SHORT TASK: Review the material and extract every line in which the word "relative" occurs.

++++++++

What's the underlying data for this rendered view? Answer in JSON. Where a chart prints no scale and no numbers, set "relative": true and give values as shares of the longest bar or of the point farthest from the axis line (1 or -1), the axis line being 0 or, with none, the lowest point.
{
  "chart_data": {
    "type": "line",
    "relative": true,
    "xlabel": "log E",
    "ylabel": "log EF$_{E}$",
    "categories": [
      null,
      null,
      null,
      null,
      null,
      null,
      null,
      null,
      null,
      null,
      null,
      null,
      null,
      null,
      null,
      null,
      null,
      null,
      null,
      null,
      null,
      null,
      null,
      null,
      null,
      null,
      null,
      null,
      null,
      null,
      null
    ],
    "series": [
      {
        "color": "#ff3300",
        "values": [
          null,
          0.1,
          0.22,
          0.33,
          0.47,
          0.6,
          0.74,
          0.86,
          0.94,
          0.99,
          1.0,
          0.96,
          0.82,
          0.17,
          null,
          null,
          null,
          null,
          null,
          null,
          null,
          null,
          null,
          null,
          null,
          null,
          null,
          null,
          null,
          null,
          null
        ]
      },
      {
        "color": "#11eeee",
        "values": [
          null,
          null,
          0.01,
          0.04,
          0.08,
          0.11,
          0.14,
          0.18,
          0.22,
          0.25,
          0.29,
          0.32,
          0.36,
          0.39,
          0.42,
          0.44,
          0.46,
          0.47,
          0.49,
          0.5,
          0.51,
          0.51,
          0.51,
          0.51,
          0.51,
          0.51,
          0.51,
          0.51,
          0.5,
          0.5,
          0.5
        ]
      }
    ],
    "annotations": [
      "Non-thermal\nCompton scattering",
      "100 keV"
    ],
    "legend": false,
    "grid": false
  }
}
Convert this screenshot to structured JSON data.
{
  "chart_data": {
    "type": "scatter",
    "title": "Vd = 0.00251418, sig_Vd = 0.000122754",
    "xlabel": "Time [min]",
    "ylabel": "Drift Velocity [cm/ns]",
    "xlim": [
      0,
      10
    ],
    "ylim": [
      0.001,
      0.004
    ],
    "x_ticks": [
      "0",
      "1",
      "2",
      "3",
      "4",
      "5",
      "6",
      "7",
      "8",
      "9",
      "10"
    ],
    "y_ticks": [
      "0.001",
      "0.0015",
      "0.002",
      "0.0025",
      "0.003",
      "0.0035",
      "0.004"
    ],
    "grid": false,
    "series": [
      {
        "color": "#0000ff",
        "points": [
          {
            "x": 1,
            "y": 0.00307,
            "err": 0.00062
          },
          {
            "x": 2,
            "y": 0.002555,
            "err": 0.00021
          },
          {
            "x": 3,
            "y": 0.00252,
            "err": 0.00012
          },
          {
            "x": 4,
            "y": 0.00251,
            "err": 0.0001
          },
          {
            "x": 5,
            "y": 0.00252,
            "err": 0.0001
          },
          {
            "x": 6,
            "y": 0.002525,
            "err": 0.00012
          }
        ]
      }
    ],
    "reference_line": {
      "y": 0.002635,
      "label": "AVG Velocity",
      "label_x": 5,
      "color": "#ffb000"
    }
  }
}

++++++++

REPLY:
What's the underlying data for this rendered view? Answer in JSON. Where a chart prints no scale and no numbers, set "relative": true and give values as shares of the longest bar or of the point farthest from the axis line (1 or -1), the axis line being 0 or, with none, the lowest point.
    "relative": true,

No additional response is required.